Stored records:

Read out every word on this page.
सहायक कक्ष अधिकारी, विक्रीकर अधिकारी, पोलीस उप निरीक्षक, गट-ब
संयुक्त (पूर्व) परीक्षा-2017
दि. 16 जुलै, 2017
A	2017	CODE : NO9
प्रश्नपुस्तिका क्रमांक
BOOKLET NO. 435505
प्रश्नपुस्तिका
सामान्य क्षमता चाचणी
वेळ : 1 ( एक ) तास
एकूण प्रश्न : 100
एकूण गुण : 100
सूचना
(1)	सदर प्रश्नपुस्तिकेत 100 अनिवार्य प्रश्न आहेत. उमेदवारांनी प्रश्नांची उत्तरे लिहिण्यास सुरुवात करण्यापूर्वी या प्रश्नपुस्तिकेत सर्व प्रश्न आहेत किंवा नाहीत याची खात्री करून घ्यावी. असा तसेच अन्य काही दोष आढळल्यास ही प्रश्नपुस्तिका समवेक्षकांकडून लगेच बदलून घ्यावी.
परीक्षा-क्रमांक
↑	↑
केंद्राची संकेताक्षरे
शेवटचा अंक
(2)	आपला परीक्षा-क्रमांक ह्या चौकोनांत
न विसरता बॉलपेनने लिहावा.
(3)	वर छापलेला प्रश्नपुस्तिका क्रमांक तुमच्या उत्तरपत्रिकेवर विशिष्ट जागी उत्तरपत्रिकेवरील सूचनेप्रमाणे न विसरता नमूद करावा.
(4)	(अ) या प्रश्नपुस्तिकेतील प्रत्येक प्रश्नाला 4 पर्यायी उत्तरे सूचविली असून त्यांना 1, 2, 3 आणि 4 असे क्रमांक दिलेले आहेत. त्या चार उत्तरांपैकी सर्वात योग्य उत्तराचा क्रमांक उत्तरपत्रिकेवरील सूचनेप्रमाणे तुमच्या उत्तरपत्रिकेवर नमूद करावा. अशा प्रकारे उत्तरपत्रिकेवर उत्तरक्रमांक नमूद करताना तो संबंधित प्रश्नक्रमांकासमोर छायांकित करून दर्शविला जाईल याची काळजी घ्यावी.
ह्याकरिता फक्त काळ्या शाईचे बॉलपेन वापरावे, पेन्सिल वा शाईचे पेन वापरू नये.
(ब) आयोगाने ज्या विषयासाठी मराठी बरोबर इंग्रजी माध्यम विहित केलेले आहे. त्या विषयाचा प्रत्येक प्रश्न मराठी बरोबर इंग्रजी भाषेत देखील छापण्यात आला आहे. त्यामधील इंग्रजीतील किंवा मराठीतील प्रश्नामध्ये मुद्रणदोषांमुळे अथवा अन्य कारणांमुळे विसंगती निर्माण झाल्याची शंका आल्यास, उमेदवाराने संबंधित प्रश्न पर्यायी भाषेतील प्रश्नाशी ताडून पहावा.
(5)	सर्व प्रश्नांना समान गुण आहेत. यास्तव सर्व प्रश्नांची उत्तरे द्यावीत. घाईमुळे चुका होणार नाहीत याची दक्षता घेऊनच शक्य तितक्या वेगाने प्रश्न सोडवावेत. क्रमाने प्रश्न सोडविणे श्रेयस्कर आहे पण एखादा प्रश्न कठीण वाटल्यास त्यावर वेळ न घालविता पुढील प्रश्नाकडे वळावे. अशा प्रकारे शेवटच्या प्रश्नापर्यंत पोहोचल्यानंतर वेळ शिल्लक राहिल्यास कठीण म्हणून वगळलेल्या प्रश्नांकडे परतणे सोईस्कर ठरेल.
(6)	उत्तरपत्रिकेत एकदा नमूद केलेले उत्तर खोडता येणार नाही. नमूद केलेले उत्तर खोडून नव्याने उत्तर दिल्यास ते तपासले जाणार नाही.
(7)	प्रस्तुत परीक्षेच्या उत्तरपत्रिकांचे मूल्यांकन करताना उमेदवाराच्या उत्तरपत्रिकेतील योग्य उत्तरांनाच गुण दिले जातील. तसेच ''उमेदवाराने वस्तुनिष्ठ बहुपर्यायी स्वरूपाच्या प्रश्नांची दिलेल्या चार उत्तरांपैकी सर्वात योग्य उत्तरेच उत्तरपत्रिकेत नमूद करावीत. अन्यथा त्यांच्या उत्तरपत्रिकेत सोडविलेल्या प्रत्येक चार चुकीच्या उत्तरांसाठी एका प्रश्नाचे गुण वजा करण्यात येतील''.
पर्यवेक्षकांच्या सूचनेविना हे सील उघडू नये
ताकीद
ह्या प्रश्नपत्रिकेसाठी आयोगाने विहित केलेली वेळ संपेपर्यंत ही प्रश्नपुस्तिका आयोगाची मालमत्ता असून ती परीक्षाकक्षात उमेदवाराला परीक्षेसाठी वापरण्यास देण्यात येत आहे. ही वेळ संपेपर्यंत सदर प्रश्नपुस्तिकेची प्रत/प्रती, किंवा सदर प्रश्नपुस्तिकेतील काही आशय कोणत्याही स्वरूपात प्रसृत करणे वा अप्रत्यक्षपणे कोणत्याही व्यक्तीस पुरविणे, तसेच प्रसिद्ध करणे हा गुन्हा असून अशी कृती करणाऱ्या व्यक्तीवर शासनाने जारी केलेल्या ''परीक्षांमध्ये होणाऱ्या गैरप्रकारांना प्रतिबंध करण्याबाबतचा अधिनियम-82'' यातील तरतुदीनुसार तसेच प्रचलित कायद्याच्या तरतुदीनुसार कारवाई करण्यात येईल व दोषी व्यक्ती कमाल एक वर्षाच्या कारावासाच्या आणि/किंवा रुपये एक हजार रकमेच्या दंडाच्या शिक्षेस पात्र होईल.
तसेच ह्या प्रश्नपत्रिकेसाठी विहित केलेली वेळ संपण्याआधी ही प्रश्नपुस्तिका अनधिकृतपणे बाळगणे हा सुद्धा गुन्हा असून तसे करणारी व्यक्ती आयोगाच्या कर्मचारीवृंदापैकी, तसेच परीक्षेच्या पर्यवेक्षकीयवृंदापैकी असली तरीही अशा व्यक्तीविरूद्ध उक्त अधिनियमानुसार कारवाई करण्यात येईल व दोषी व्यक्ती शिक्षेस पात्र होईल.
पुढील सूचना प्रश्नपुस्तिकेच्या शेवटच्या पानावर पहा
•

▶ [What you should do]:
Copy out the lines that hold "तरपत".

▶ [Expected answer]:
(3)	वर छापलेला प्रश्नपुस्तिका क्रमांक तुमच्या उत्तरपत्रिकेवर विशिष्ट जागी उत्तरपत्रिकेवरील सूचनेप्रमाणे न विसरता नमूद करावा.
(4)	(अ) या प्रश्नपुस्तिकेतील प्रत्येक प्रश्नाला 4 पर्यायी उत्तरे सूचविली असून त्यांना 1, 2, 3 आणि 4 असे क्रमांक दिलेले आहेत. त्या चार उत्तरांपैकी सर्वात योग्य उत्तराचा क्रमांक उत्तरपत्रिकेवरील सूचनेप्रमाणे तुमच्या उत्तरपत्रिकेवर नमूद करावा. अशा प्रकारे उत्तरपत्रिकेवर उत्तरक्रमांक नमूद करताना तो संबंधित प्रश्नक्रमांकासमोर छायांकित करून दर्शविला जाईल याची काळजी घ्यावी.
(6)	उत्तरपत्रिकेत एकदा नमूद केलेले उत्तर खोडता येणार नाही. नमूद केलेले उत्तर खोडून नव्याने उत्तर दिल्यास ते तपासले जाणार नाही.
(7)	प्रस्तुत परीक्षेच्या उत्तरपत्रिकांचे मूल्यांकन करताना उमेदवाराच्या उत्तरपत्रिकेतील योग्य उत्तरांनाच गुण दिले जातील. तसेच ''उमेदवाराने वस्तुनिष्ठ बहुपर्यायी स्वरूपाच्या प्रश्नांची दिलेल्या चार उत्तरांपैकी सर्वात योग्य उत्तरेच उत्तरपत्रिकेत नमूद करावीत. अन्यथा त्यांच्या उत्तरपत्रिकेत सोडविलेल्या प्रत्येक चार चुकीच्या उत्तरांसाठी एका प्रश्नाचे गुण वजा करण्यात येतील''.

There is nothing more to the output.